• **Rows**
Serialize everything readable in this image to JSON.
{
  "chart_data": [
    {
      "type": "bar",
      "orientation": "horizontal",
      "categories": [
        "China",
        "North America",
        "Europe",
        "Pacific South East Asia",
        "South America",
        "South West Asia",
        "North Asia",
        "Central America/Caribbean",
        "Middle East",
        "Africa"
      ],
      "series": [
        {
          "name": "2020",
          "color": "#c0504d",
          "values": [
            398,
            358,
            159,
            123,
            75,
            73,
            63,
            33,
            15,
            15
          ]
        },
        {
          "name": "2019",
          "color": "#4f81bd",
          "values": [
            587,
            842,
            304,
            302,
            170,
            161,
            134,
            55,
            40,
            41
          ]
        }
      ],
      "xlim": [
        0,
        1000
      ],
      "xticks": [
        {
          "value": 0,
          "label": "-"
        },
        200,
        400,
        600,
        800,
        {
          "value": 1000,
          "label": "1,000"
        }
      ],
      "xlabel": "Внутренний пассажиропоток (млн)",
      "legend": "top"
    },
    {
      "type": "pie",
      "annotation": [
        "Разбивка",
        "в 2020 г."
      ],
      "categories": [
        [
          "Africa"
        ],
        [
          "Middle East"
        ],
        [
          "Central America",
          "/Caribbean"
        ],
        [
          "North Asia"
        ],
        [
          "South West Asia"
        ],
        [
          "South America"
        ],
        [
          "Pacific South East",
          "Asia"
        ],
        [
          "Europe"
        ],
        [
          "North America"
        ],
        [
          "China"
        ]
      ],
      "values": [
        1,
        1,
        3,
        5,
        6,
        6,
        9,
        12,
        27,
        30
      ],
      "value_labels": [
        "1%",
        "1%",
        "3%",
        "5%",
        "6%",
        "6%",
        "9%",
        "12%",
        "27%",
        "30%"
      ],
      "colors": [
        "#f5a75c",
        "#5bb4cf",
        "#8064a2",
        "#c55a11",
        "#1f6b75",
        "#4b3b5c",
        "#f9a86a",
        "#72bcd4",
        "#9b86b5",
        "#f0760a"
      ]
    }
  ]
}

• **Task objective**
Reproduce each entry exactly, leaving out nothing.

• **Written answer**
Serialize everything readable in this image to JSON.
{
  "chart_data": [
    {
      "type": "bar",
      "orientation": "horizontal",
      "categories": [
        "China",
        "North America",
        "Europe",
        "Pacific South East Asia",
        "South America",
        "South West Asia",
        "North Asia",
        "Central America/Caribbean",
        "Middle East",
        "Africa"
      ],
      "series": [
        {
          "name": "2020",
          "color": "#c0504d",
          "values": [
            398,
            358,
            159,
            123,
            75,
            73,
            63,
            33,
            15,
            15
          ]
        },
        {
          "name": "2019",
          "color": "#4f81bd",
          "values": [
            587,
            842,
            304,
            302,
            170,
            161,
            134,
            55,
            40,
            41
          ]
        }
      ],
      "xlim": [
        0,
        1000
      ],
      "xticks": [
        {
          "value": 0,
          "label": "-"
        },
        200,
        400,
        600,
        800,
        {
          "value": 1000,
          "label": "1,000"
        }
      ],
      "xlabel": "Внутренний пассажиропоток (млн)",
      "legend": "top"
    },
    {
      "type": "pie",
      "annotation": [
        "Разбивка",
        "в 2020 г."
      ],
      "categories": [
        [
          "Africa"
        ],
        [
          "Middle East"
        ],
        [
          "Central America",
          "/Caribbean"
        ],
        [
          "North Asia"
        ],
        [
          "South West Asia"
        ],
        [
          "South America"
        ],
        [
          "Pacific South East",
          "Asia"
        ],
        [
          "Europe"
        ],
        [
          "North America"
        ],
        [
          "China"
        ]
      ],
      "values": [
        1,
        1,
        3,
        5,
        6,
        6,
        9,
        12,
        27,
        30
      ],
      "value_labels": [
        "1%",
        "1%",
        "3%",
        "5%",
        "6%",
        "6%",
        "9%",
        "12%",
        "27%",
        "30%"
      ],
      "colors": [
        "#f5a75c",
        "#5bb4cf",
        "#8064a2",
        "#c55a11",
        "#1f6b75",
        "#4b3b5c",
        "#f9a86a",
        "#72bcd4",
        "#9b86b5",
        "#f0760a"
      ]
    }
  ]
}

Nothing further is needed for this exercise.